THE INPUT:
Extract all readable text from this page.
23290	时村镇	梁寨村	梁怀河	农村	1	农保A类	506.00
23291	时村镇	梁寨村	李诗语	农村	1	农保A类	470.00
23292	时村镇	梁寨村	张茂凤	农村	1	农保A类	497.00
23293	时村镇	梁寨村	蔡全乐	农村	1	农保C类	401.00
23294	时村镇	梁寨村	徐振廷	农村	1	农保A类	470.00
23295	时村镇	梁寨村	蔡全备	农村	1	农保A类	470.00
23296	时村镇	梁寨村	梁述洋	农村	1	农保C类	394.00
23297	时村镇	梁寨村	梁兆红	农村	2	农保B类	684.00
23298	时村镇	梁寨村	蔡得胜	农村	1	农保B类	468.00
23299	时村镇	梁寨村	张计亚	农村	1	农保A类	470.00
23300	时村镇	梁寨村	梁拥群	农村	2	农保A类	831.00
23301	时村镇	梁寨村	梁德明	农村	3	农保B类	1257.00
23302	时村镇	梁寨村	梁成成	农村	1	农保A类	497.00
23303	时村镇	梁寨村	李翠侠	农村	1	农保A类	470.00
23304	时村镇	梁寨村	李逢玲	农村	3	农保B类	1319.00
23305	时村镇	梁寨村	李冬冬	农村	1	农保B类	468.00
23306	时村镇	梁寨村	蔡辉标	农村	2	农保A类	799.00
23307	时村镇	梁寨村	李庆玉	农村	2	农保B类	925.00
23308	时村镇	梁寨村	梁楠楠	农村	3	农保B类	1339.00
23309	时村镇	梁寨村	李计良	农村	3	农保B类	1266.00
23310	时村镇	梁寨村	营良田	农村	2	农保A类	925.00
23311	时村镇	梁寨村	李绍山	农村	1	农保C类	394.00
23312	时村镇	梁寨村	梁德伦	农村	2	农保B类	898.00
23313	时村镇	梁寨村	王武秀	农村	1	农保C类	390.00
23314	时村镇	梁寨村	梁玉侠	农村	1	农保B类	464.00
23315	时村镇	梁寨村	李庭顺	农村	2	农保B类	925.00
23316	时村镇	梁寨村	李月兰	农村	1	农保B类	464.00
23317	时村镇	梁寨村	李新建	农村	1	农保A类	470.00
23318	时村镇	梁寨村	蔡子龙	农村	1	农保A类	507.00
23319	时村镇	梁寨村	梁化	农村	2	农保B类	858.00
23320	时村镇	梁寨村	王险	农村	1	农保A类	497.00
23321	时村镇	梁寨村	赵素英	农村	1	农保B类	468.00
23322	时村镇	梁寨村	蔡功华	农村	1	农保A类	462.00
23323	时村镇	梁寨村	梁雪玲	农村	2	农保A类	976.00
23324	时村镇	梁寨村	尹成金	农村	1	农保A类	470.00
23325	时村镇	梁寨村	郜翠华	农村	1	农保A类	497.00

STATED PROBLEM: Write out every entry word for word.

WRITTEN REPLY:
Extract all readable text from this page.
23290	时村镇	梁寨村	梁怀河	农村	1	农保A类	506.00
23291	时村镇	梁寨村	李诗语	农村	1	农保A类	470.00
23292	时村镇	梁寨村	张茂凤	农村	1	农保A类	497.00
23293	时村镇	梁寨村	蔡全乐	农村	1	农保C类	401.00
23294	时村镇	梁寨村	徐振廷	农村	1	农保A类	470.00
23295	时村镇	梁寨村	蔡全备	农村	1	农保A类	470.00
23296	时村镇	梁寨村	梁述洋	农村	1	农保C类	394.00
23297	时村镇	梁寨村	梁兆红	农村	2	农保B类	684.00
23298	时村镇	梁寨村	蔡得胜	农村	1	农保B类	468.00
23299	时村镇	梁寨村	张计亚	农村	1	农保A类	470.00
23300	时村镇	梁寨村	梁拥群	农村	2	农保A类	831.00
23301	时村镇	梁寨村	梁德明	农村	3	农保B类	1257.00
23302	时村镇	梁寨村	梁成成	农村	1	农保A类	497.00
23303	时村镇	梁寨村	李翠侠	农村	1	农保A类	470.00
23304	时村镇	梁寨村	李逢玲	农村	3	农保B类	1319.00
23305	时村镇	梁寨村	李冬冬	农村	1	农保B类	468.00
23306	时村镇	梁寨村	蔡辉标	农村	2	农保A类	799.00
23307	时村镇	梁寨村	李庆玉	农村	2	农保B类	925.00
23308	时村镇	梁寨村	梁楠楠	农村	3	农保B类	1339.00
23309	时村镇	梁寨村	李计良	农村	3	农保B类	1266.00
23310	时村镇	梁寨村	营良田	农村	2	农保A类	925.00
23311	时村镇	梁寨村	李绍山	农村	1	农保C类	394.00
23312	时村镇	梁寨村	梁德伦	农村	2	农保B类	898.00
23313	时村镇	梁寨村	王武秀	农村	1	农保C类	390.00
23314	时村镇	梁寨村	梁玉侠	农村	1	农保B类	464.00
23315	时村镇	梁寨村	李庭顺	农村	2	农保B类	925.00
23316	时村镇	梁寨村	李月兰	农村	1	农保B类	464.00
23317	时村镇	梁寨村	李新建	农村	1	农保A类	470.00
23318	时村镇	梁寨村	蔡子龙	农村	1	农保A类	507.00
23319	时村镇	梁寨村	梁化	农村	2	农保B类	858.00
23320	时村镇	梁寨村	王险	农村	1	农保A类	497.00
23321	时村镇	梁寨村	赵素英	农村	1	农保B类	468.00
23322	时村镇	梁寨村	蔡功华	农村	1	农保A类	462.00
23323	时村镇	梁寨村	梁雪玲	农村	2	农保A类	976.00
23324	时村镇	梁寨村	尹成金	农村	1	农保A类	470.00
23325	时村镇	梁寨村	郜翠华	农村	1	农保A类	497.00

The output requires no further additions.